Problem to work on
Within the material below, find each line bearing the word "results" and present it.
########################################
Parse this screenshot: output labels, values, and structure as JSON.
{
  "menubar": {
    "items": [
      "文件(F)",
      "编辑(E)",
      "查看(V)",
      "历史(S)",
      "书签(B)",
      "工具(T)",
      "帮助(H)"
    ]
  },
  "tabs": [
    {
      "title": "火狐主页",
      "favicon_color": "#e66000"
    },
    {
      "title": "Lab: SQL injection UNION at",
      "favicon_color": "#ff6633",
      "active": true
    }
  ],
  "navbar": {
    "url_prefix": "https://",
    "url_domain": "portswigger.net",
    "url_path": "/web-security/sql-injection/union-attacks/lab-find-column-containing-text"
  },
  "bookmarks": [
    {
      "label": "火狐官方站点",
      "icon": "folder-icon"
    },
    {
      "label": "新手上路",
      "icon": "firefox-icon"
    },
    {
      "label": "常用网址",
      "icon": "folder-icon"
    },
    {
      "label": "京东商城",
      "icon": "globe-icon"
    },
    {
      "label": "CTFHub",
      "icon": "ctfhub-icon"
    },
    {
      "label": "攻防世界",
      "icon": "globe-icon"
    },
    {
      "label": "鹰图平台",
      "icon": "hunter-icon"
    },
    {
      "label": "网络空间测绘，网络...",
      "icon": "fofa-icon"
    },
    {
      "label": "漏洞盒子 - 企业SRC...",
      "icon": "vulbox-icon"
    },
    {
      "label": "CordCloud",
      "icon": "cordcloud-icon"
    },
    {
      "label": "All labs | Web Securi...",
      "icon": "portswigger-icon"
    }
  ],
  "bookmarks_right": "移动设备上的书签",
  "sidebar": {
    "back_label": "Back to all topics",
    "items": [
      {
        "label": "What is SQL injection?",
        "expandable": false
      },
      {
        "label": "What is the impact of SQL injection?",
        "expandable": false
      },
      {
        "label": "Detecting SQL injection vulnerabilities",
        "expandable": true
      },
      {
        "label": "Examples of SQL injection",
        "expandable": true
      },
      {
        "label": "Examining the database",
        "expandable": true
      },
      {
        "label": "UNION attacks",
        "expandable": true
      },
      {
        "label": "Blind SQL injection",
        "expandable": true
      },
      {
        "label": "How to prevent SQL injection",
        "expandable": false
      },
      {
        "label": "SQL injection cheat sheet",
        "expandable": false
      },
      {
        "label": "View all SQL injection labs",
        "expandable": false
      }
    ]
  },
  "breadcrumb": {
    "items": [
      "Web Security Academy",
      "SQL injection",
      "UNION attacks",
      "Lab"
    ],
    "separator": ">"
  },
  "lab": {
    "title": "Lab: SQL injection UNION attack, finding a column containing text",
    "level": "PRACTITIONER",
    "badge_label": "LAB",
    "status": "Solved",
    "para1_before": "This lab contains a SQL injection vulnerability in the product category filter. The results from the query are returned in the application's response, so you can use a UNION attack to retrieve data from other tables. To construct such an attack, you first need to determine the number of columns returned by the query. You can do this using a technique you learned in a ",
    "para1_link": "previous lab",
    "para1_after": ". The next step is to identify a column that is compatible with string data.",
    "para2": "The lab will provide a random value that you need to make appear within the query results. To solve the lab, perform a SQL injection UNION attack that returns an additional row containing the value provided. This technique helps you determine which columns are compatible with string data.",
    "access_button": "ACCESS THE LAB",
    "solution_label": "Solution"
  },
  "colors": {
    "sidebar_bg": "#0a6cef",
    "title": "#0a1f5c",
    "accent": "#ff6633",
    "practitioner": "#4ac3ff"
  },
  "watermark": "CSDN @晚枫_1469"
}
########################################
Answer to the task
    "para1_before": "This lab contains a SQL injection vulnerability in the product category filter. The results from the query are returned in the application's response, so you can use a UNION attack to retrieve data from other tables. To construct such an attack, you first need to determine the number of columns returned by the query. You can do this using a technique you learned in a ",
    "para2": "The lab will provide a random value that you need to make appear within the query results. To solve the lab, perform a SQL injection UNION attack that returns an additional row containing the value provided. This technique helps you determine which columns are compatible with string data.",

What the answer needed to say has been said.